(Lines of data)
# # # #
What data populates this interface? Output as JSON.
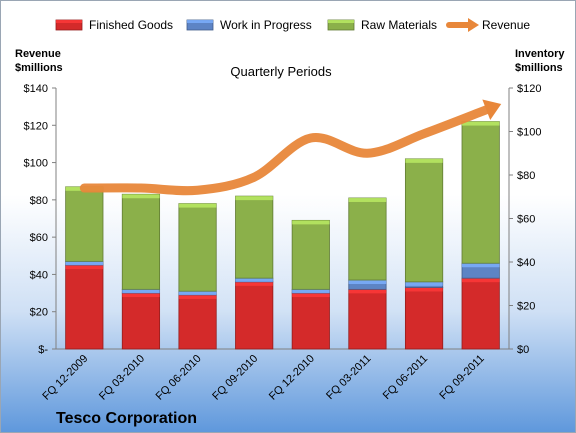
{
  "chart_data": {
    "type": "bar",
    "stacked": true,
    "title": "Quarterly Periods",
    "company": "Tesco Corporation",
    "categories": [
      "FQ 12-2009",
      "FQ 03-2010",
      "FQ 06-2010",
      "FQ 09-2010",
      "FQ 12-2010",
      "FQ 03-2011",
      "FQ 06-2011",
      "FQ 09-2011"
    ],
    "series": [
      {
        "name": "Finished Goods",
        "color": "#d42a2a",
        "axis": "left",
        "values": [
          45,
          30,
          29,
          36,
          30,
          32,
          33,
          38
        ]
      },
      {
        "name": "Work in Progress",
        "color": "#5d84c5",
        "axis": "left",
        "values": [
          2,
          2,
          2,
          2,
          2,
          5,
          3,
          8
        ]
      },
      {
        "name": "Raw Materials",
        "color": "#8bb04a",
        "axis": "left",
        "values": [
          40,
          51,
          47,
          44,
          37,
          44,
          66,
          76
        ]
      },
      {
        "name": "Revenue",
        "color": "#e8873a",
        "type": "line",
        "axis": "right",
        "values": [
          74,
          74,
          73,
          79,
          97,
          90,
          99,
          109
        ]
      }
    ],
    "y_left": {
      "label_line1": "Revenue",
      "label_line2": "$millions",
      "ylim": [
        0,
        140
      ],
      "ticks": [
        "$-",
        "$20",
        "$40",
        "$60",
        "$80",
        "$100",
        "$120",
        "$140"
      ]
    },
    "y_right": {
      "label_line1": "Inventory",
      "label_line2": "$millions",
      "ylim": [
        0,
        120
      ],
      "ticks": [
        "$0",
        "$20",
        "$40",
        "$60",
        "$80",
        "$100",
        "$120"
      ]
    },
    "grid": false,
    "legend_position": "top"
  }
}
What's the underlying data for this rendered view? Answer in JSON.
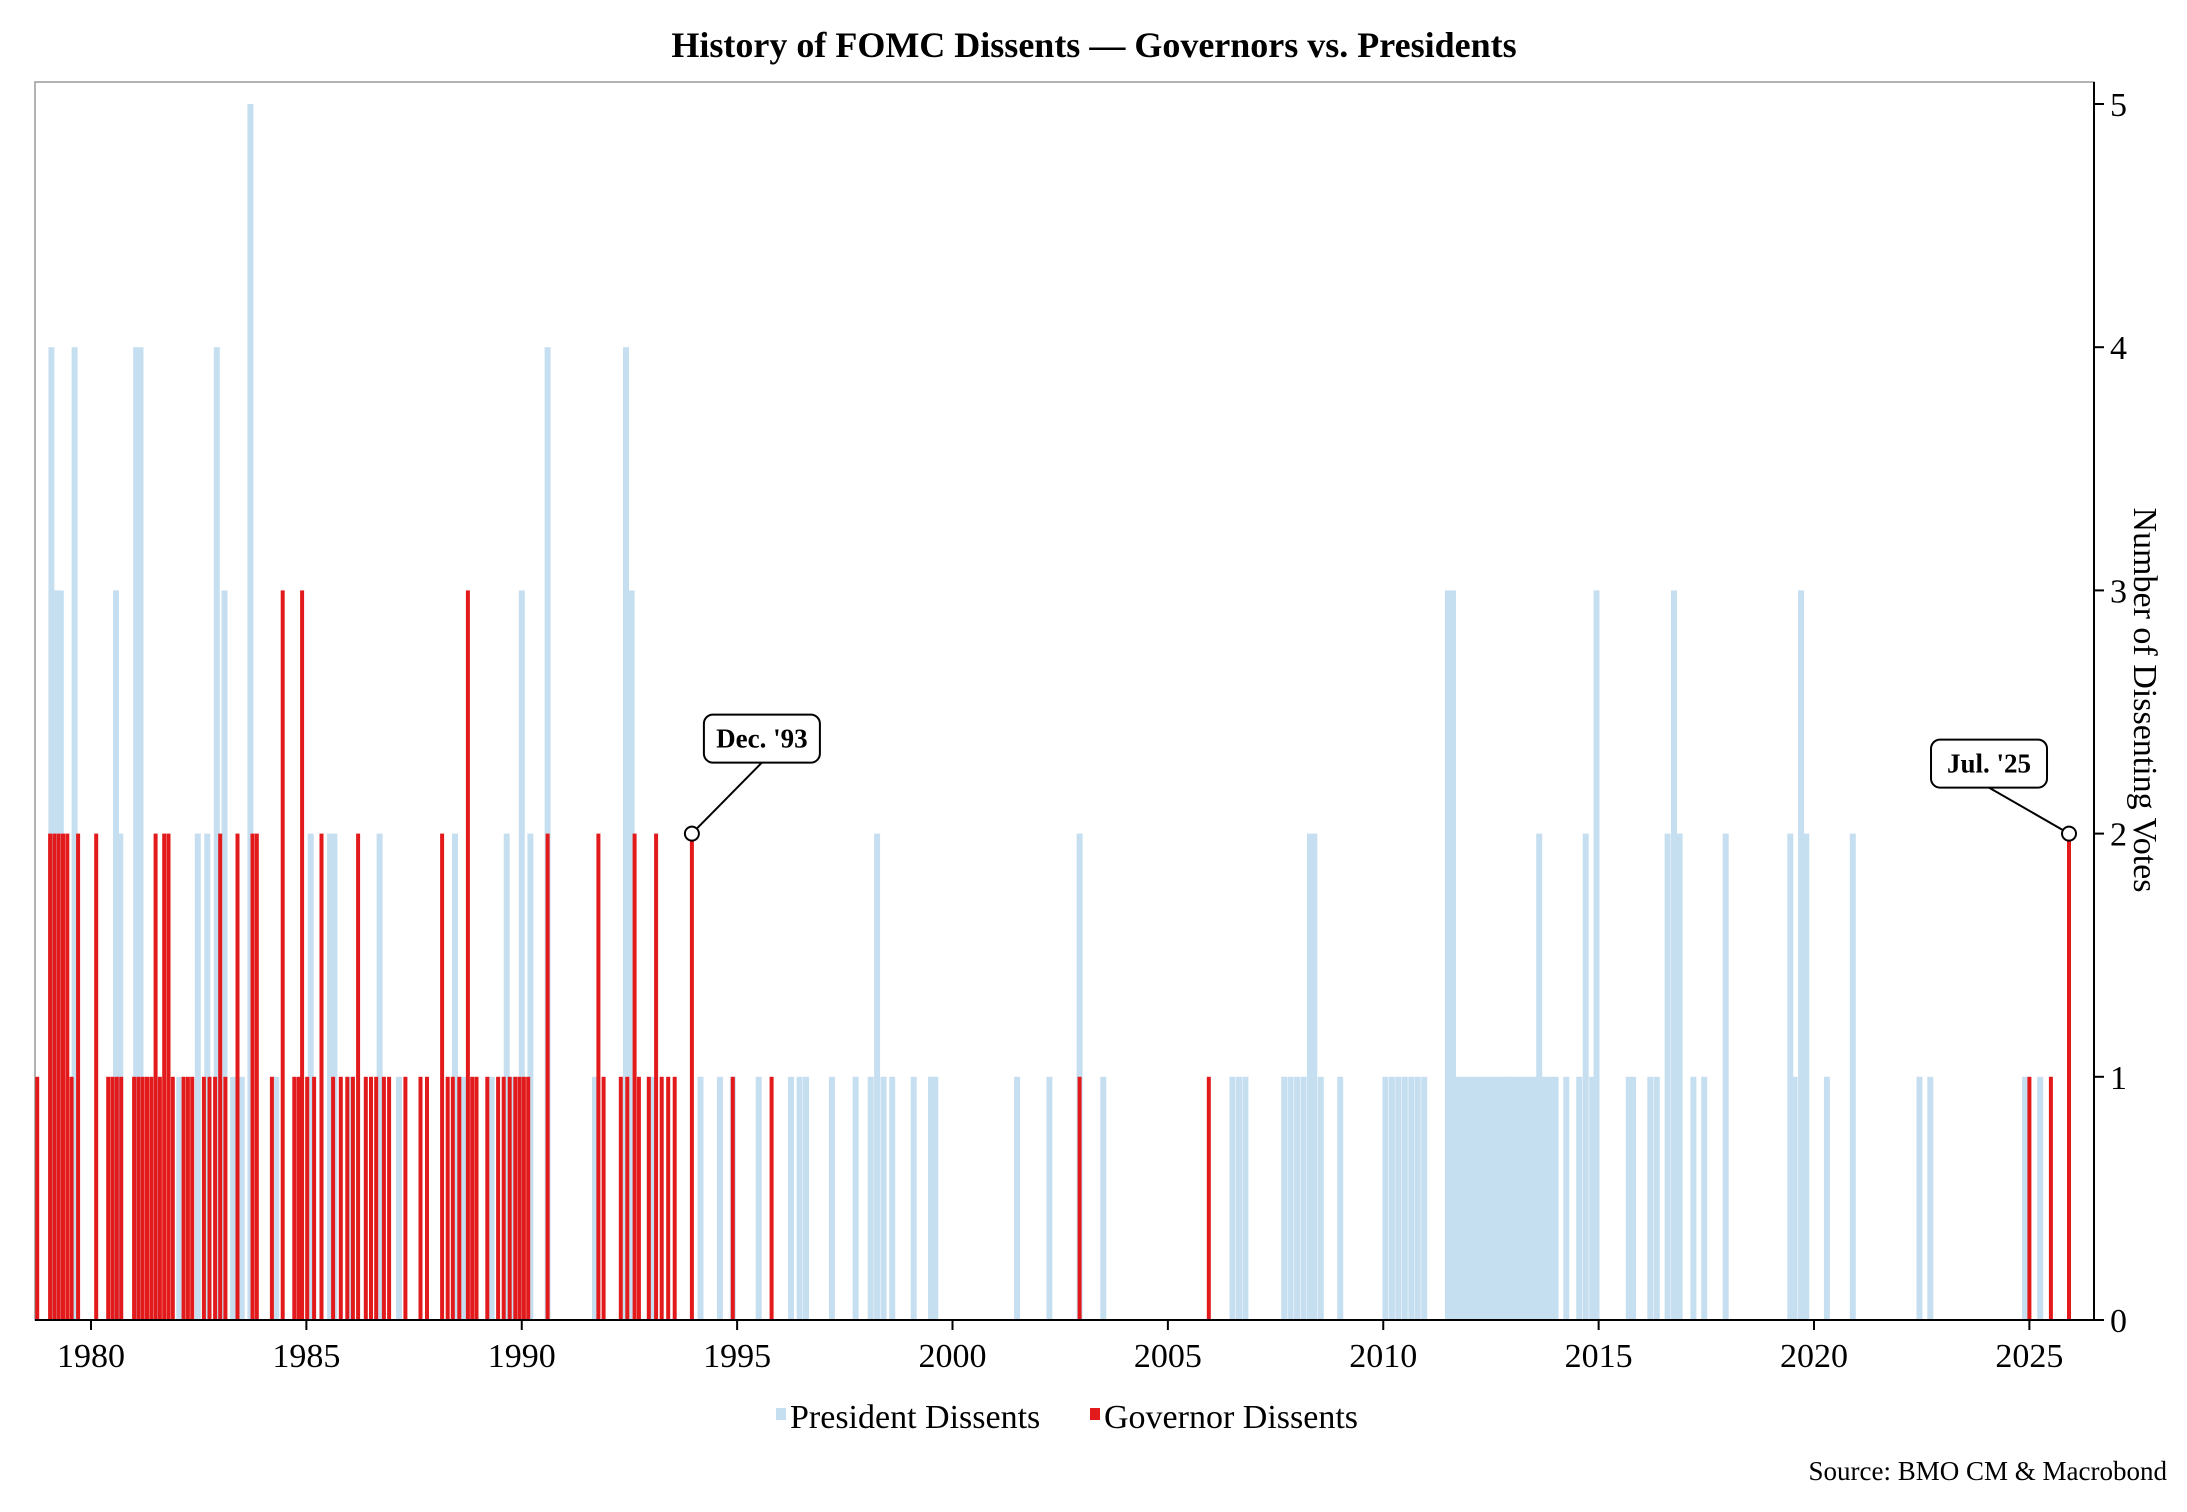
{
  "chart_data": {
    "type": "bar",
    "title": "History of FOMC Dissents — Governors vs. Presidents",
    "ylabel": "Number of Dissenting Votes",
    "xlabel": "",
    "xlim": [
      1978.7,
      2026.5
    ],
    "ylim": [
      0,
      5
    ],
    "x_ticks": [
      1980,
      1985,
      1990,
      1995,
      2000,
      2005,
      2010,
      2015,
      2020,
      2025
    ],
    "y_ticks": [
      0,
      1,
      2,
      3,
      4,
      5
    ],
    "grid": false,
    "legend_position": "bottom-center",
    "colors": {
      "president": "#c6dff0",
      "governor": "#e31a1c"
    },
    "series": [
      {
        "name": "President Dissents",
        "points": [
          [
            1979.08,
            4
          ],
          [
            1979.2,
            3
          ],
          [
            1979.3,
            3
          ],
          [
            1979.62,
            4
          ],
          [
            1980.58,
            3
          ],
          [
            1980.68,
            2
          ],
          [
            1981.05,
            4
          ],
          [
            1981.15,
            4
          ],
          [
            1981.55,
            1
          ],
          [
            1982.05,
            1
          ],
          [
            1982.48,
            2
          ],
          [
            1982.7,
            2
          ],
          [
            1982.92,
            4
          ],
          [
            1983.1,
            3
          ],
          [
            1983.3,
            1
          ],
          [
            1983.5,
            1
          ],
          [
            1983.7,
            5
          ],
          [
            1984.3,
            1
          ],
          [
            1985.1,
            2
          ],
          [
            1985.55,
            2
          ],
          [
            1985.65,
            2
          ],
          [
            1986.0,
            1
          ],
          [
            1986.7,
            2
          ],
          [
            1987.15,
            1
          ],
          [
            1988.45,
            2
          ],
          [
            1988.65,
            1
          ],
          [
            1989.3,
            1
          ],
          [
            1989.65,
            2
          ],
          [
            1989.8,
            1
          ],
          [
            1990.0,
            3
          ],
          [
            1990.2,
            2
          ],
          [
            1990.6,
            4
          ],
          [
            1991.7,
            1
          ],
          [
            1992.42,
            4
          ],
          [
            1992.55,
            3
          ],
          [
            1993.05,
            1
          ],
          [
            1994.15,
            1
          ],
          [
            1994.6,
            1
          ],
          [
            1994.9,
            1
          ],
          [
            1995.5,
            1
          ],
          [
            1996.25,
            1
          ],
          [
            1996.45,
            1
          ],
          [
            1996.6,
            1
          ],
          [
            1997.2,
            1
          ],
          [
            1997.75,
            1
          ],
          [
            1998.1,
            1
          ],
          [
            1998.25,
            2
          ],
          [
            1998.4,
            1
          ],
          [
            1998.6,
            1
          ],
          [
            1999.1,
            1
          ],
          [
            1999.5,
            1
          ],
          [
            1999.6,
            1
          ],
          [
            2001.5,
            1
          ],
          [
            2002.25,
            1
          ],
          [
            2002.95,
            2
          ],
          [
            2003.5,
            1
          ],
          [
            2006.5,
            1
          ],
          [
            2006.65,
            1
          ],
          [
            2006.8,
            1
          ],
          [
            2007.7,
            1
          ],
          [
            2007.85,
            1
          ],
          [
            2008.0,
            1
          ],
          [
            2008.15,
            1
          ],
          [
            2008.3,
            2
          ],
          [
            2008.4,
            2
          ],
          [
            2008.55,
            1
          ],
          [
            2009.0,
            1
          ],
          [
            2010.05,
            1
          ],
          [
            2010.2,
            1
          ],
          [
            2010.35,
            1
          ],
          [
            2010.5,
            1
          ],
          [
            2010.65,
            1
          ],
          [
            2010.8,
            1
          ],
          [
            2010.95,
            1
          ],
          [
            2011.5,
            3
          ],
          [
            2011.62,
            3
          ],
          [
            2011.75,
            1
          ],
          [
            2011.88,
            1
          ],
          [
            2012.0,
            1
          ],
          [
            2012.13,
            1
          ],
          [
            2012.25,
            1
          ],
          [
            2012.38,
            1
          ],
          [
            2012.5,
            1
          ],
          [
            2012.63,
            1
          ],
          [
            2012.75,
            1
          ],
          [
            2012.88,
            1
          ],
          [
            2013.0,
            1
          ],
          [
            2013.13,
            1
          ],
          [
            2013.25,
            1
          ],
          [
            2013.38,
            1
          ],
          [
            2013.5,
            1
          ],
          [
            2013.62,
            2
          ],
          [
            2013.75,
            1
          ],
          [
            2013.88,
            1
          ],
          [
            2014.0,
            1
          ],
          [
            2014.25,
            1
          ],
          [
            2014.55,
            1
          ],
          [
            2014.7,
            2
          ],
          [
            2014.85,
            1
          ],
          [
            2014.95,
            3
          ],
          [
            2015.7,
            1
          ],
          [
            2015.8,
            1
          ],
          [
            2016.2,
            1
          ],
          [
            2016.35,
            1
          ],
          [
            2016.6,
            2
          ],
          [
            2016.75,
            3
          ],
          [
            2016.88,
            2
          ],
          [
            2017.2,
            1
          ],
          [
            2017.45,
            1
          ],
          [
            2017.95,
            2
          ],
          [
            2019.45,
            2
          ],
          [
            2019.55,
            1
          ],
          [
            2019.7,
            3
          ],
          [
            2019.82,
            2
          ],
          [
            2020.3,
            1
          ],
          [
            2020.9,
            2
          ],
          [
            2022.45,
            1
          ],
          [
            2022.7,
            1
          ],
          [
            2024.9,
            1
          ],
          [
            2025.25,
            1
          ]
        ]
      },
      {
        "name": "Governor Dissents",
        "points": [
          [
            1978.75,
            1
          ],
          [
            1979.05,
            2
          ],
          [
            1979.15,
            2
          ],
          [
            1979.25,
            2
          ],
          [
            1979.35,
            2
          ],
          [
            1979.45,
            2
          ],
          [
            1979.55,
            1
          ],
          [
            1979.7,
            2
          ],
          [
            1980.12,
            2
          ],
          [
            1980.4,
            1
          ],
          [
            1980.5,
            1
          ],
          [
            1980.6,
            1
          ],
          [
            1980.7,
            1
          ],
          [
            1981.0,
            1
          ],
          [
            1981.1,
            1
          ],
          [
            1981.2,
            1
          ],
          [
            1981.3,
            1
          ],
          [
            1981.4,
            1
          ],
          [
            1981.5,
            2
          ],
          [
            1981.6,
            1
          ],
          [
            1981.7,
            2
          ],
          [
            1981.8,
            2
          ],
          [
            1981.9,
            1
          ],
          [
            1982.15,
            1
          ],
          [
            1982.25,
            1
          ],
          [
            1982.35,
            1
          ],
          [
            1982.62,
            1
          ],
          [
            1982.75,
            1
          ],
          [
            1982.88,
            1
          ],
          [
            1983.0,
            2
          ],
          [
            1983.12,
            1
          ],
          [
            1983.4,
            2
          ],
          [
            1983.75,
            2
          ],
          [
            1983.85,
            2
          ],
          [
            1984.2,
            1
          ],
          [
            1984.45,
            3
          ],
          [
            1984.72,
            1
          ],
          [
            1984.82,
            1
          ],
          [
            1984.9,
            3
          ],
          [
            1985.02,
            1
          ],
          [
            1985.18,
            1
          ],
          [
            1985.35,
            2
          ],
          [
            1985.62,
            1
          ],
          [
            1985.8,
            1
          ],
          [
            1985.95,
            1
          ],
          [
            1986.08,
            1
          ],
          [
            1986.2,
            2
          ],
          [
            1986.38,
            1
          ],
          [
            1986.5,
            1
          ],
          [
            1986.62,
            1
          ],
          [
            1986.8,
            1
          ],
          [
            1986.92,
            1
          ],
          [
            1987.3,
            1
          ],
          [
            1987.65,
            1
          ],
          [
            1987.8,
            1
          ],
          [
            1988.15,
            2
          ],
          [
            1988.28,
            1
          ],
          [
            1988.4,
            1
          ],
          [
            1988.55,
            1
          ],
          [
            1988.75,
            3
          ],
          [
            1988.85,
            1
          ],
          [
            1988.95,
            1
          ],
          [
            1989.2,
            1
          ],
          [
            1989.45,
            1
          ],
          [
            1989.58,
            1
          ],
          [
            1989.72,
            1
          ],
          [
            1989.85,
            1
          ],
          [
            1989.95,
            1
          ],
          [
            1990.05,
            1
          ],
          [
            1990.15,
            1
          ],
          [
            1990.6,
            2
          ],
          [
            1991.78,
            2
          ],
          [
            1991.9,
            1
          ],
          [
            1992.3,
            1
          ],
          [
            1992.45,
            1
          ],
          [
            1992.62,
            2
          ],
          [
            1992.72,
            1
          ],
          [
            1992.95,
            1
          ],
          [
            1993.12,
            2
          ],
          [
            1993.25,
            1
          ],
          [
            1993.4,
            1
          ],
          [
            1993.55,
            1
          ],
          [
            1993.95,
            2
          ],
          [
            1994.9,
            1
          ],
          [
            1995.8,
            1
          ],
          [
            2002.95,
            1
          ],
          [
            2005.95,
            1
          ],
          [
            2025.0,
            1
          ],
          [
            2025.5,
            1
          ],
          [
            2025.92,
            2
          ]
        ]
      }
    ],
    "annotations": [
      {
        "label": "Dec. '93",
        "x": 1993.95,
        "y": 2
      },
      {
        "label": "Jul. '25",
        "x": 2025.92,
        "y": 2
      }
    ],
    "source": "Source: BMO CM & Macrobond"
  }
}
# # # #
Set task:
How many lines in the records hold the string "title"? Reply with the number alone.

Full answer:
2